## What this task involves:
Look through the data below. Show each line where the string "zobrazí" occurs.

Start of Raw records

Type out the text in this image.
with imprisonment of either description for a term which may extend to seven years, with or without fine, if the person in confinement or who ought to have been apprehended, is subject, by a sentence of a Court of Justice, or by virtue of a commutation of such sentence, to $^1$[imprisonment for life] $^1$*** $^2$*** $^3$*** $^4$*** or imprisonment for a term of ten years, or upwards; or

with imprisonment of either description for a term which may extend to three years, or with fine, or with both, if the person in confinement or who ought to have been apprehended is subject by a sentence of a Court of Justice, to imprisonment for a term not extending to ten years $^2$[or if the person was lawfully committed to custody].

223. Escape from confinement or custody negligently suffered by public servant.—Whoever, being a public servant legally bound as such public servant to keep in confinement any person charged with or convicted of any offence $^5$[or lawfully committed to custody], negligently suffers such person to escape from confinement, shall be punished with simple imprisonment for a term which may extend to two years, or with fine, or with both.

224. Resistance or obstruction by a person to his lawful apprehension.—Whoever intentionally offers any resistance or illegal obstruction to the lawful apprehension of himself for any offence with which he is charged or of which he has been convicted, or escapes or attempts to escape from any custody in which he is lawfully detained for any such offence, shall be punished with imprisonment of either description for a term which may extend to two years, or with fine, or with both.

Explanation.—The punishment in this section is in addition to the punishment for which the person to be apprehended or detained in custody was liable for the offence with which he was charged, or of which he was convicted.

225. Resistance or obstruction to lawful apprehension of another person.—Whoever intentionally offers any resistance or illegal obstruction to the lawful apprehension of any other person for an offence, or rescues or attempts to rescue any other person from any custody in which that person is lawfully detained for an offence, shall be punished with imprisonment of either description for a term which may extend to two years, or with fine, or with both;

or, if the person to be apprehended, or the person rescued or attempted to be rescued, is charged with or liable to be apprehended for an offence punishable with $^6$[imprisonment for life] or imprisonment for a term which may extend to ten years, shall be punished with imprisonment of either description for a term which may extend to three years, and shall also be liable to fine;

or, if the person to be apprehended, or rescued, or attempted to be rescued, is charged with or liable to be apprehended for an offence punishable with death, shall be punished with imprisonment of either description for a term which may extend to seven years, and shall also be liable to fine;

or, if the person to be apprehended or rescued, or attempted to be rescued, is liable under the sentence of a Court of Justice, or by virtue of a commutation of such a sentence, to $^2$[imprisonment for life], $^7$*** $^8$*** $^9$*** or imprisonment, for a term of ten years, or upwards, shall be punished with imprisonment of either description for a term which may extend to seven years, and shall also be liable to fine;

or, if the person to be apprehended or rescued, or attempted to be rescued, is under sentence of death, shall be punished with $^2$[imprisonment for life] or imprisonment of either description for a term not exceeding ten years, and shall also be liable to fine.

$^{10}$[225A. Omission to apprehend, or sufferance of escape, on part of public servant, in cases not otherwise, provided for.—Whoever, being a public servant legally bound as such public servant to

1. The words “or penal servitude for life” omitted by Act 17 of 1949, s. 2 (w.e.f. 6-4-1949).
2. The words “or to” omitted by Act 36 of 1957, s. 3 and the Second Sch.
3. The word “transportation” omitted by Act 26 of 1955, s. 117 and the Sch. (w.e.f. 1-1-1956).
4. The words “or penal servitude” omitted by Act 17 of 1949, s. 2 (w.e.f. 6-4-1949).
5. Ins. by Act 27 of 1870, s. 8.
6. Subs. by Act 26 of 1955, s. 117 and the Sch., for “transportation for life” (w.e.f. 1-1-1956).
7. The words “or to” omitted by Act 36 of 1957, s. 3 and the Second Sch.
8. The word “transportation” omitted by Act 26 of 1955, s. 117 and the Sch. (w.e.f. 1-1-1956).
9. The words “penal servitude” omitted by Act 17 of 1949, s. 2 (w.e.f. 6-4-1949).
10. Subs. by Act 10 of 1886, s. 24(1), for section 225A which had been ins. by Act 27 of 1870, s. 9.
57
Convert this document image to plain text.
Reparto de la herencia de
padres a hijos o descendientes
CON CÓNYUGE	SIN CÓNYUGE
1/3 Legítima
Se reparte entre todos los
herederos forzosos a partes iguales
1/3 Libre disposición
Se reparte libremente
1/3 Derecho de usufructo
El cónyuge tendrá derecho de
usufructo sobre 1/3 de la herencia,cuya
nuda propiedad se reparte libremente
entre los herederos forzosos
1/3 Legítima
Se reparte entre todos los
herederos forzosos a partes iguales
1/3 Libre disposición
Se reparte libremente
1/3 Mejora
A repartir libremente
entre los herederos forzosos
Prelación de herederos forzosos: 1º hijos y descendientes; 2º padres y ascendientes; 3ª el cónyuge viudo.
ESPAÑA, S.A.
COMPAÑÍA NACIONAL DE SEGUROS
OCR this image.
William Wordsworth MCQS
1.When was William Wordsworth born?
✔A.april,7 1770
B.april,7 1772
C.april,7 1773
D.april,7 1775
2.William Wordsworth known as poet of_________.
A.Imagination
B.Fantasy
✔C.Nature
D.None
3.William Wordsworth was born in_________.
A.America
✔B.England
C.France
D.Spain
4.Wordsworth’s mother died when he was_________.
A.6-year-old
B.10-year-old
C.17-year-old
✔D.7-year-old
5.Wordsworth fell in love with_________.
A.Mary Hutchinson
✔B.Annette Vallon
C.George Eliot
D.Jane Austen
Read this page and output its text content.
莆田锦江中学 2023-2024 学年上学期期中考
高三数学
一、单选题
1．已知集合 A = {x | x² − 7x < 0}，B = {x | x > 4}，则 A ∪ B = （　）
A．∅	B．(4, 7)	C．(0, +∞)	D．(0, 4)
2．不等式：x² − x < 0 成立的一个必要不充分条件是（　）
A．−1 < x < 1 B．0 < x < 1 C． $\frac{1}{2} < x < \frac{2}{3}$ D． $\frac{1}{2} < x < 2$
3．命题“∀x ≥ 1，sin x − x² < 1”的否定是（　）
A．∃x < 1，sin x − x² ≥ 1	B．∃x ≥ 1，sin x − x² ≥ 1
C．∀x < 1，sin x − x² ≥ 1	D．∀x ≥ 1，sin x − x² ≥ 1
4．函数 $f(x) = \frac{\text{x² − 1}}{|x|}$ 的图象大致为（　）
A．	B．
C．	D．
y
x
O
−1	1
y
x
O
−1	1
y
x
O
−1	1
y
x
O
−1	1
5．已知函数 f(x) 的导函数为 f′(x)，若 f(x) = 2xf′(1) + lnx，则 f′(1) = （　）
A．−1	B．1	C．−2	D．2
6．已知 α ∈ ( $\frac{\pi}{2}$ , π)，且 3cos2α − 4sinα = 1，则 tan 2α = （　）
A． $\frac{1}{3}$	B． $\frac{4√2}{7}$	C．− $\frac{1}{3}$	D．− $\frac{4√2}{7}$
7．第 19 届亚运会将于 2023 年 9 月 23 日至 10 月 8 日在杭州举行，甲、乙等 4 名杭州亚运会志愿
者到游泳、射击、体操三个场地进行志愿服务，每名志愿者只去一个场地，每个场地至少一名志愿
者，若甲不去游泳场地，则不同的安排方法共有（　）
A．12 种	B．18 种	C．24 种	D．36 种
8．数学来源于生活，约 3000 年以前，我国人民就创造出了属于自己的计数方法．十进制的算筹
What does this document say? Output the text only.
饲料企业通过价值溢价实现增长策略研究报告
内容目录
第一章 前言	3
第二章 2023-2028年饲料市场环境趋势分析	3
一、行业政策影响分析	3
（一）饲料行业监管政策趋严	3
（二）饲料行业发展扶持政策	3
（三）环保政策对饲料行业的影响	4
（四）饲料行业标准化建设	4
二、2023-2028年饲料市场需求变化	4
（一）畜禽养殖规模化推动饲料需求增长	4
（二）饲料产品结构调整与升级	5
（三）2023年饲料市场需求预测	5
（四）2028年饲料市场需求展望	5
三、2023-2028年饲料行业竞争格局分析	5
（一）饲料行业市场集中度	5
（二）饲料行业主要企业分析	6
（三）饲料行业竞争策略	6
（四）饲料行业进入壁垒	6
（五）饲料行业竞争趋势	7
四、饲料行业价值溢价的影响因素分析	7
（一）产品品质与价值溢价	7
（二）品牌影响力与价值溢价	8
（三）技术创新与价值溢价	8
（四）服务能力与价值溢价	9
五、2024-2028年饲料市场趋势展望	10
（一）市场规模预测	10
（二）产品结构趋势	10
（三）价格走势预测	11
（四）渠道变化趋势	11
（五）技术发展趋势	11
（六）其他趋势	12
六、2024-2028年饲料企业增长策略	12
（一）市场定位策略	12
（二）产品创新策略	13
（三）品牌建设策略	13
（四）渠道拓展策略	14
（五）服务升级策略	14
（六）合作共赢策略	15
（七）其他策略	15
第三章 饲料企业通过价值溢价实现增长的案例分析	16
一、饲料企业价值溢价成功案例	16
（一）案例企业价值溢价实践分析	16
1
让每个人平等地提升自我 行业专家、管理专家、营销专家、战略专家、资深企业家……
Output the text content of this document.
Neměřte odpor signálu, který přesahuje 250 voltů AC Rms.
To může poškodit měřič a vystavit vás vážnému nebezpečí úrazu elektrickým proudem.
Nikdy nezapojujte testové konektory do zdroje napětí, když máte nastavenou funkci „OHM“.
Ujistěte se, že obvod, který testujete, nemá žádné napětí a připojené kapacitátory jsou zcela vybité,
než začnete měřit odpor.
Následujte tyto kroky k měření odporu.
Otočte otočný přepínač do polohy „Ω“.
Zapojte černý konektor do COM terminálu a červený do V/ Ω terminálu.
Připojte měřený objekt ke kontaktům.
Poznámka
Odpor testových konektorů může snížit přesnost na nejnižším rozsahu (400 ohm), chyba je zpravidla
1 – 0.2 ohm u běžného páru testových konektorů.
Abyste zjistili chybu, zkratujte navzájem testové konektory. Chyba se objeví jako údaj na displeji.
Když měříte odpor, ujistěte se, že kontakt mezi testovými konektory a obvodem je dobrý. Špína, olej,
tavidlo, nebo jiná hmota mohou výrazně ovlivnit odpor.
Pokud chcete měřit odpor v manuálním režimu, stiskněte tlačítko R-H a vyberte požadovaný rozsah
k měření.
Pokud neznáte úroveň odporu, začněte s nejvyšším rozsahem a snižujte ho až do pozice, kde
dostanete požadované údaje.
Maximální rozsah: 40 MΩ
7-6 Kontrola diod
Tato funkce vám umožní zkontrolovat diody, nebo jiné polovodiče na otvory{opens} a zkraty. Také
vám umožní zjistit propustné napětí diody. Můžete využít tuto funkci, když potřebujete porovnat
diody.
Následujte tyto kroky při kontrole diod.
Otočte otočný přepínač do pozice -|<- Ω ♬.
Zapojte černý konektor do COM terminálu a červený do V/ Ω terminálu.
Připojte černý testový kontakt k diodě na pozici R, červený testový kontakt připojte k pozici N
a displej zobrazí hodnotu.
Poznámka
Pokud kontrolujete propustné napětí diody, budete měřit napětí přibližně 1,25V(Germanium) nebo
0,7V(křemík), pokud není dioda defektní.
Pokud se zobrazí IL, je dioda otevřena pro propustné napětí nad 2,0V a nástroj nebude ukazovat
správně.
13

End of Raw records

## Answer to the exercise:
a displej zobrazí hodnotu.
Pokud se zobrazí IL, je dioda otevřena pro propustné napětí nad 2,0V a nástroj nebude ukazovat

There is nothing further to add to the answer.